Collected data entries
━━━━━━━━━━━━━━━━━━━━━━━━━━━━━━

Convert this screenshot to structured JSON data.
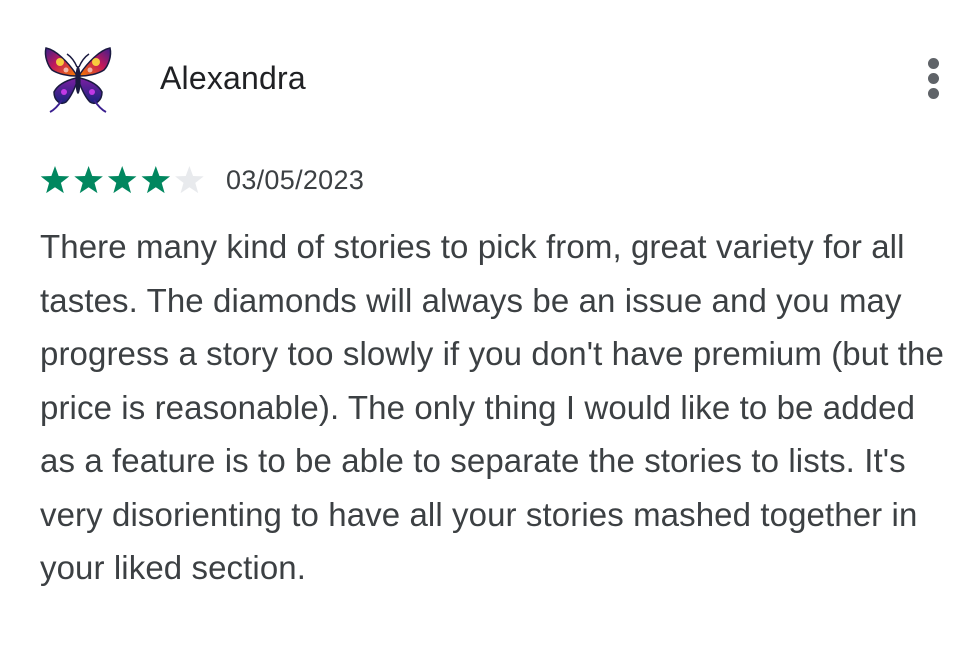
{
  "review": {
    "author_name": "Alexandra",
    "avatar_icon": "butterfly-avatar-icon",
    "more_icon": "more-vert-icon",
    "rating": 4,
    "rating_max": 5,
    "date": "03/05/2023",
    "text": "There many kind of stories to pick from, great variety for all tastes. The diamonds will always be an issue and you may progress a story too slowly if you don't have premium (but the price is reasonable). The only thing I would like to be added as a feature is to be able to separate the stories to lists. It's very disorienting to have all your stories mashed together in your liked section."
  },
  "colors": {
    "star_filled": "#01875f",
    "star_empty": "#e8eaed",
    "text": "#3c4043",
    "name": "#202124",
    "icon": "#5f6368"
  }
}
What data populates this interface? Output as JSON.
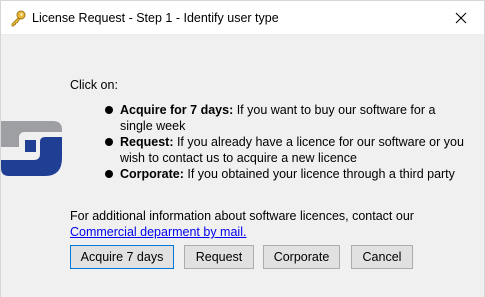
{
  "window": {
    "title": "License Request - Step 1 - Identify user type",
    "icons": {
      "title": "key-icon",
      "close": "close-icon",
      "logo": "company-logo-icon"
    }
  },
  "content": {
    "intro": "Click on:",
    "options": [
      {
        "label": "Acquire for 7 days:",
        "text": " If you want to buy our software for a single week"
      },
      {
        "label": "Request:",
        "text": " If you already have a licence for our software or you wish to contact us to acquire a new licence"
      },
      {
        "label": "Corporate:",
        "text": " If you obtained your licence through a third party"
      }
    ],
    "info_text": "For additional information about software licences, contact our",
    "info_link": "Commercial deparment by mail."
  },
  "buttons": {
    "acquire": "Acquire 7 days",
    "request": "Request",
    "corporate": "Corporate",
    "cancel": "Cancel"
  },
  "colors": {
    "logo_gray": "#9d9fa3",
    "logo_blue": "#1f3f94",
    "link": "#0000ee"
  }
}
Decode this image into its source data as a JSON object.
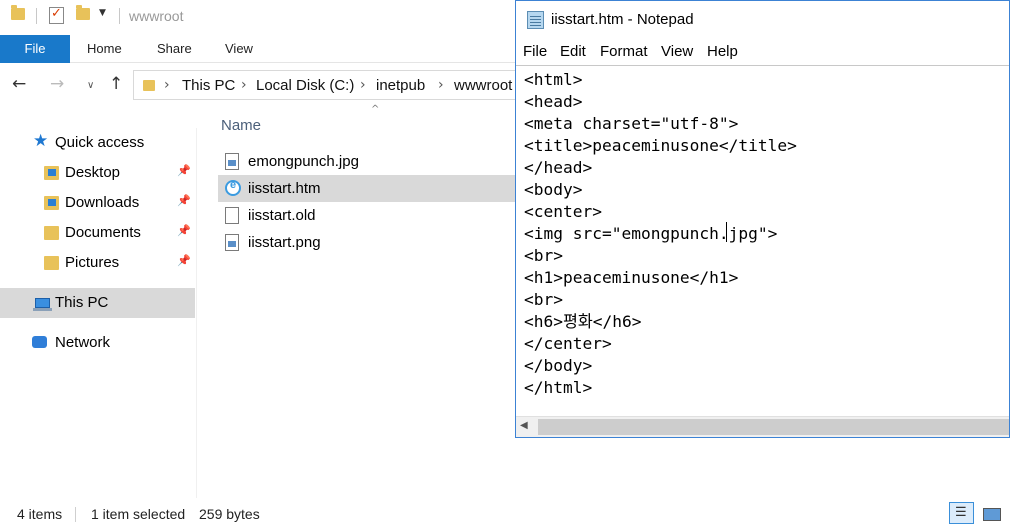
{
  "explorer": {
    "window_title": "wwwroot",
    "ribbon_tabs": [
      "File",
      "Home",
      "Share",
      "View"
    ],
    "breadcrumbs": [
      "This PC",
      "Local Disk (C:)",
      "inetpub",
      "wwwroot"
    ],
    "nav": {
      "quick_access": "Quick access",
      "items": [
        "Desktop",
        "Downloads",
        "Documents",
        "Pictures"
      ],
      "this_pc": "This PC",
      "network": "Network"
    },
    "column_name": "Name",
    "files": [
      "emongpunch.jpg",
      "iisstart.htm",
      "iisstart.old",
      "iisstart.png"
    ],
    "selected_file": "iisstart.htm",
    "status": {
      "item_count": "4 items",
      "selected_count": "1 item selected",
      "selected_size": "259 bytes"
    }
  },
  "notepad": {
    "title": "iisstart.htm - Notepad",
    "menu": [
      "File",
      "Edit",
      "Format",
      "View",
      "Help"
    ],
    "content": "<html>\n<head>\n<meta charset=\"utf-8\">\n<title>peaceminusone</title>\n</head>\n<body>\n<center>\n<img src=\"emongpunch.jpg\">\n<br>\n<h1>peaceminusone</h1>\n<br>\n<h6>평화</h6>\n</center>\n</body>\n</html>"
  }
}
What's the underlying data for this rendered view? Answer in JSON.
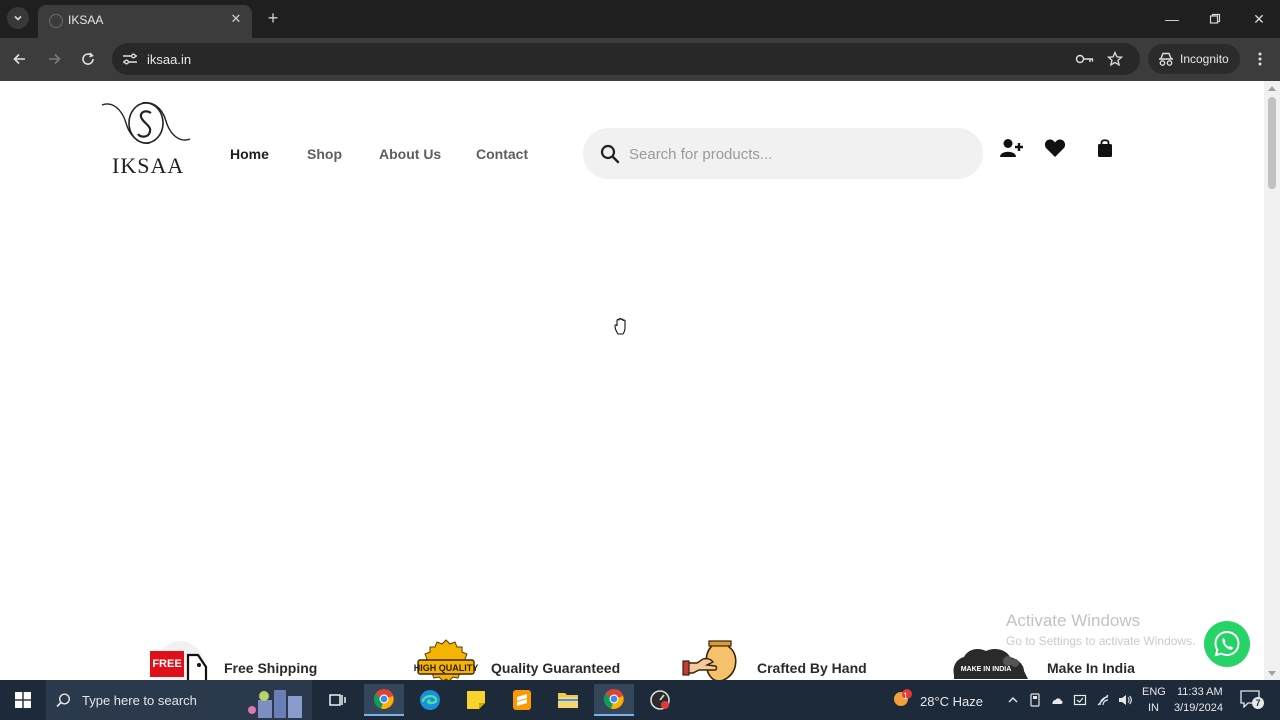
{
  "browser": {
    "tab_title": "IKSAA",
    "url": "iksaa.in",
    "incognito_label": "Incognito"
  },
  "site": {
    "logo_text": "IKSAA",
    "nav": [
      {
        "label": "Home",
        "active": true
      },
      {
        "label": "Shop",
        "active": false
      },
      {
        "label": "About Us",
        "active": false
      },
      {
        "label": "Contact",
        "active": false
      }
    ],
    "search_placeholder": "Search for products...",
    "header_icons": [
      "add-user-icon",
      "heart-icon",
      "shopping-bag-icon"
    ],
    "features": [
      {
        "label": "Free Shipping",
        "icon": "free-shipping-icon",
        "badge": "FREE"
      },
      {
        "label": "Quality Guaranteed",
        "icon": "high-quality-icon",
        "badge": "HIGH QUALITY"
      },
      {
        "label": "Crafted By Hand",
        "icon": "crafted-by-hand-icon"
      },
      {
        "label": "Make In India",
        "icon": "make-in-india-lion-icon",
        "badge": "MAKE IN INDIA"
      }
    ]
  },
  "watermark": {
    "title": "Activate Windows",
    "subtitle": "Go to Settings to activate Windows."
  },
  "taskbar": {
    "search_placeholder": "Type here to search",
    "weather": "28°C  Haze",
    "weather_alert": "1",
    "lang_top": "ENG",
    "lang_bottom": "IN",
    "time": "11:33 AM",
    "date": "3/19/2024",
    "notification_count": "7"
  },
  "colors": {
    "browser_tabbar": "#1f1f1f",
    "browser_toolbar": "#3c3c3c",
    "search_box": "#f1f1f1",
    "whatsapp": "#25d366",
    "taskbar": "#1c2a3a"
  }
}
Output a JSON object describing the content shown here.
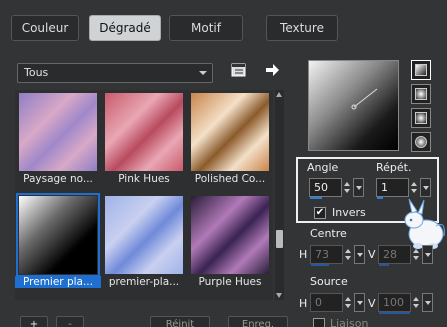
{
  "tabs": [
    {
      "label": "Couleur",
      "active": false
    },
    {
      "label": "Dégradé",
      "active": true
    },
    {
      "label": "Motif",
      "active": false
    },
    {
      "label": "Texture",
      "active": false
    }
  ],
  "category": {
    "selected": "Tous"
  },
  "gradients": [
    {
      "label": "Paysage no...",
      "colors": [
        "#8f7fc3",
        "#d8a8c8",
        "#9f88c9"
      ]
    },
    {
      "label": "Pink Hues",
      "colors": [
        "#c95a6b",
        "#e9a7b4",
        "#b84a5e"
      ]
    },
    {
      "label": "Polished Co...",
      "colors": [
        "#c8844a",
        "#f3e0c8",
        "#8b5a2b"
      ]
    },
    {
      "label": "Premier pla...",
      "colors": [
        "#ffffff",
        "#6e6e6e",
        "#000000"
      ],
      "selected": true
    },
    {
      "label": "premier-pla...",
      "colors": [
        "#9fb3e8",
        "#c9d0f0",
        "#6f8ad9"
      ]
    },
    {
      "label": "Purple Hues",
      "colors": [
        "#2a1d3a",
        "#b17ab8",
        "#3a2352"
      ]
    }
  ],
  "bottom_buttons": {
    "add": "+",
    "remove": "-",
    "reset": "Réinit",
    "save": "Enreg."
  },
  "options": {
    "angle_label": "Angle",
    "angle_value": "50",
    "repeat_label": "Répét.",
    "repeat_value": "1",
    "invert_label": "Invers",
    "invert_checked": true
  },
  "center": {
    "label": "Centre",
    "h_label": "H",
    "h_value": "73",
    "v_label": "V",
    "v_value": "28"
  },
  "source": {
    "label": "Source",
    "h_label": "H",
    "h_value": "0",
    "v_label": "V",
    "v_value": "100"
  },
  "link_label": "Liaison",
  "colors": {
    "accent": "#1e6fd0",
    "panel": "#333435"
  }
}
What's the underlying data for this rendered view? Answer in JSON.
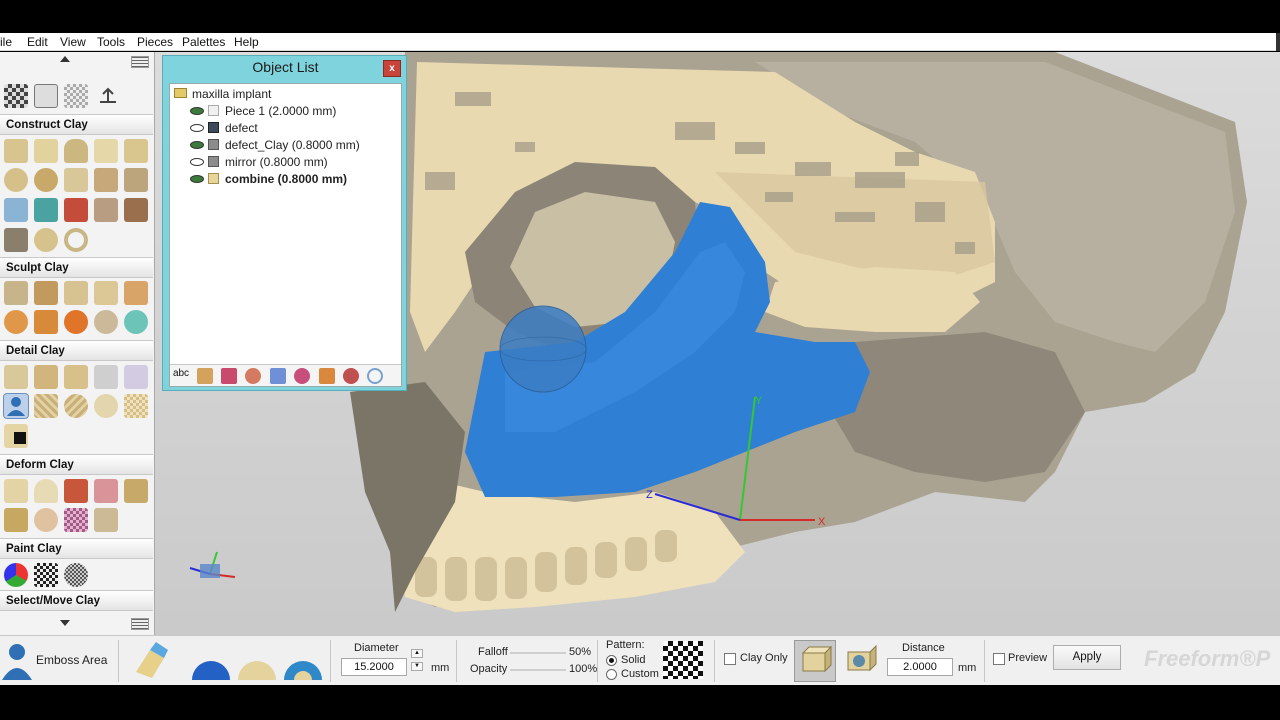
{
  "menu": [
    "ile",
    "Edit",
    "View",
    "Tools",
    "Pieces",
    "Palettes",
    "Help"
  ],
  "palette": {
    "sections": [
      "Construct Clay",
      "Sculpt Clay",
      "Detail Clay",
      "Deform Clay",
      "Paint Clay",
      "Select/Move Clay"
    ]
  },
  "object_list": {
    "title": "Object List",
    "close": "x",
    "root": "maxilla implant",
    "items": [
      {
        "label": "Piece 1 (2.0000 mm)"
      },
      {
        "label": "defect"
      },
      {
        "label": "defect_Clay (0.8000 mm)"
      },
      {
        "label": "mirror (0.8000 mm)"
      },
      {
        "label": "combine (0.8000 mm)"
      }
    ],
    "toolbar_abc": "abc"
  },
  "axes": {
    "x": "X",
    "y": "Y",
    "z": "Z"
  },
  "bottom": {
    "tool_name": "Emboss Area",
    "diameter_label": "Diameter",
    "diameter_value": "15.2000",
    "diameter_unit": "mm",
    "falloff_label": "Falloff",
    "falloff_pct": "50%",
    "opacity_label": "Opacity",
    "opacity_pct": "100%",
    "pattern_label": "Pattern:",
    "pattern_solid": "Solid",
    "pattern_custom": "Custom",
    "clay_only": "Clay Only",
    "distance_label": "Distance",
    "distance_value": "2.0000",
    "distance_unit": "mm",
    "preview": "Preview",
    "apply": "Apply",
    "brand": "Freeform®P"
  },
  "colors": {
    "bone": "#efe1bb",
    "bone_gray": "#a59e8e",
    "clay_blue": "#2e7fd3",
    "accent_teal": "#7ed3dc"
  }
}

━━━━━━━━━━━━━━━━━━━━━━━━━━━━━━

In the records above, locate each line with the word "JSON". Copy all such lines.

Convert this screenshot to structured JSON data.
What data populates this interface? Output as JSON.
Decode this image into its source data as a JSON object.
What's the underlying data for this rendered view? Answer in JSON.
Output a JSON object describing the content shown here.
What's the underlying data for this rendered view? Answer in JSON.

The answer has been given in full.